*** Opening of SOURCE TEXT ***

Looking forward to 2023
  • I want to continue to be unapologetically proud of who I am and what I do.
    But still remain humble and open to learning from everyone.
    • And if that means that I’m not good at “promoting myself“, that’s OK.
  • I want to have more time to improve on skills that I’ve left unattended. In particular, I want to significantly level up when it comes to coding, and I also want to do more sport.
  • I want to spend more time with my family and friends, and be able to give them back more.
  • I want to care less about being “given a chance“, and more about doing what I love — making great games.

Special thanks to everyone that shared my journey this year.
Next year even more, and even better.

*** Close of SOURCE TEXT ***

In the text on plans for 2023, rewrite the point beginning "I want to have more time to improve" as a short list. The rows that follow are separate material and have nothing to do with the text on plans for 2023.

*** Opening of EXTRACTED RECORDS ***

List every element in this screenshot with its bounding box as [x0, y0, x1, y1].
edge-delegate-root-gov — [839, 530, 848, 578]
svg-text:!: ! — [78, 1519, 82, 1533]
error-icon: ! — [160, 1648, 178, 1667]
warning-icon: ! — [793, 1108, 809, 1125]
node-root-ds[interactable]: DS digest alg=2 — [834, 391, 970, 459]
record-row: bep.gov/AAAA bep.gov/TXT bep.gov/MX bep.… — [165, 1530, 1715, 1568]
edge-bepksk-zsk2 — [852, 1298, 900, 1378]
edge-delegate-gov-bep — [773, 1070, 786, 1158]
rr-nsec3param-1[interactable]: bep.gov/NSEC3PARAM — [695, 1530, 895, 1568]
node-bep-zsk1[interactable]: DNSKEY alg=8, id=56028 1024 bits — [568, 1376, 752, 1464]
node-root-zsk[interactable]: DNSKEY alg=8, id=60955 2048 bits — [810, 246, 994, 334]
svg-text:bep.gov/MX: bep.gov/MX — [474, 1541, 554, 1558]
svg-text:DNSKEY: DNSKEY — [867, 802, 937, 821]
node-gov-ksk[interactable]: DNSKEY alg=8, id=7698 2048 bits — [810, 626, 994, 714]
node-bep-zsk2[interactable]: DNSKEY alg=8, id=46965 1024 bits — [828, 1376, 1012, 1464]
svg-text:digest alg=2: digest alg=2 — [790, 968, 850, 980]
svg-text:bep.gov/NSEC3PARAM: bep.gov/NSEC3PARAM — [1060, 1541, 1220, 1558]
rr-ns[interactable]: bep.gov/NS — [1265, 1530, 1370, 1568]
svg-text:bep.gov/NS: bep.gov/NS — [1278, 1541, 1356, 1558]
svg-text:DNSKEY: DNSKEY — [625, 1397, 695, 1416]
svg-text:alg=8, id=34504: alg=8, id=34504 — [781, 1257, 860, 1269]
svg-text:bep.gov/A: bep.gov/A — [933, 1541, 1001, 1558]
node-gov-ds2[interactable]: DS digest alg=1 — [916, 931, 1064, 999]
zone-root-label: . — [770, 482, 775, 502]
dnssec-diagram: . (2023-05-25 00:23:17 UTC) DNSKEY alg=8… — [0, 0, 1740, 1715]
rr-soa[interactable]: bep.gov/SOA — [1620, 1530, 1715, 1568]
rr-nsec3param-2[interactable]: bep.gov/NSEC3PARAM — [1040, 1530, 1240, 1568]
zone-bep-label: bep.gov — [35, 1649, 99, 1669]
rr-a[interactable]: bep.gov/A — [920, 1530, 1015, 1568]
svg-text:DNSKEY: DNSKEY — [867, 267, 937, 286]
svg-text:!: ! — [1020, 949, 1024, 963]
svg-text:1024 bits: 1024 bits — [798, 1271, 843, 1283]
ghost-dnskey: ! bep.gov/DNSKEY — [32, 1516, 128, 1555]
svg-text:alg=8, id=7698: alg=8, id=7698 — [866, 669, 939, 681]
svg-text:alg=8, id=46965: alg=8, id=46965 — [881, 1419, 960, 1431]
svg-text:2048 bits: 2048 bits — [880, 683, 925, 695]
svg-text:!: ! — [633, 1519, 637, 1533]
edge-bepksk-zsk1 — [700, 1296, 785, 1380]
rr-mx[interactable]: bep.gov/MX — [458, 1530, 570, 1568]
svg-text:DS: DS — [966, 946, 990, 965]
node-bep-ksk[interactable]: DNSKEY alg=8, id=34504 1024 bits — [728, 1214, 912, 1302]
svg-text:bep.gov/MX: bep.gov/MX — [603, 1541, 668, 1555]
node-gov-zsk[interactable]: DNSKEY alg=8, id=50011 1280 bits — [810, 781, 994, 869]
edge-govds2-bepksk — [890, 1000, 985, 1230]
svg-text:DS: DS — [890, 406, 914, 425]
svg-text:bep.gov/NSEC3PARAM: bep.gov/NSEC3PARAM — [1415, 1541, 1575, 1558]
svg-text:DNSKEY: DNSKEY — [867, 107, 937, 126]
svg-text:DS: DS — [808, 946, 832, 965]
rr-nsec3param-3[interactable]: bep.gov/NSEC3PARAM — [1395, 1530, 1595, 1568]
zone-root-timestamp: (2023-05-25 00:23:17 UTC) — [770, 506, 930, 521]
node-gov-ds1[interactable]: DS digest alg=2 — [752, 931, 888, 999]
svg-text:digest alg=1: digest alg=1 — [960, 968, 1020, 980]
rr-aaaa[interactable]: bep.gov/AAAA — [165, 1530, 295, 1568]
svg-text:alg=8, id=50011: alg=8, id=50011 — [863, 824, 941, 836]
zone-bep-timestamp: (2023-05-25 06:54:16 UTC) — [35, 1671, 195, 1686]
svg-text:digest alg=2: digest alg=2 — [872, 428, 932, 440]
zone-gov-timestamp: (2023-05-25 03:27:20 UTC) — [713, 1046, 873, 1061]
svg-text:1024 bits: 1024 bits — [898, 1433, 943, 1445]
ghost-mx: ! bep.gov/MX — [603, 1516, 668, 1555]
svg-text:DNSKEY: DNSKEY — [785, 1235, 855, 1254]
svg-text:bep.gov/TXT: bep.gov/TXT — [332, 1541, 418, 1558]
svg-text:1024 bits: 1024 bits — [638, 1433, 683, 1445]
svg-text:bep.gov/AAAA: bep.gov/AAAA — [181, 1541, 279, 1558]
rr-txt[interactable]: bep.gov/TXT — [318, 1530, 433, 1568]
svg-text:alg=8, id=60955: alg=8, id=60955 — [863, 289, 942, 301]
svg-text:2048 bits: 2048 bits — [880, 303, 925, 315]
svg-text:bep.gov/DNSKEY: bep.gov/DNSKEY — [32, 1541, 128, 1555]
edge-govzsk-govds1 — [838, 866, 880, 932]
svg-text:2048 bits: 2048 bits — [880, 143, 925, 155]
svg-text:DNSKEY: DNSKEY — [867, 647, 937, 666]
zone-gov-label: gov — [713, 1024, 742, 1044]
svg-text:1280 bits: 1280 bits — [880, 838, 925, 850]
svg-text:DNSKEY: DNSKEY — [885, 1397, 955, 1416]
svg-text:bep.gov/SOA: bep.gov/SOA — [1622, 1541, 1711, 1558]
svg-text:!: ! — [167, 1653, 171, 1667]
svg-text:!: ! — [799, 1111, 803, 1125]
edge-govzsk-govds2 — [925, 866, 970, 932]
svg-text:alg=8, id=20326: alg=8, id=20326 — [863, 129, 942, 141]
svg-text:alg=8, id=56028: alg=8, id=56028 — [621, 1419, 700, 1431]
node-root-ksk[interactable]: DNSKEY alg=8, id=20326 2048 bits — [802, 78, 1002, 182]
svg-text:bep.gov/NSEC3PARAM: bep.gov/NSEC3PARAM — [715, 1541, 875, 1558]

*** Close of EXTRACTED RECORDS ***

#### ANSWER SPACE:
- More time for neglected skills
- A big step up in coding
- More sport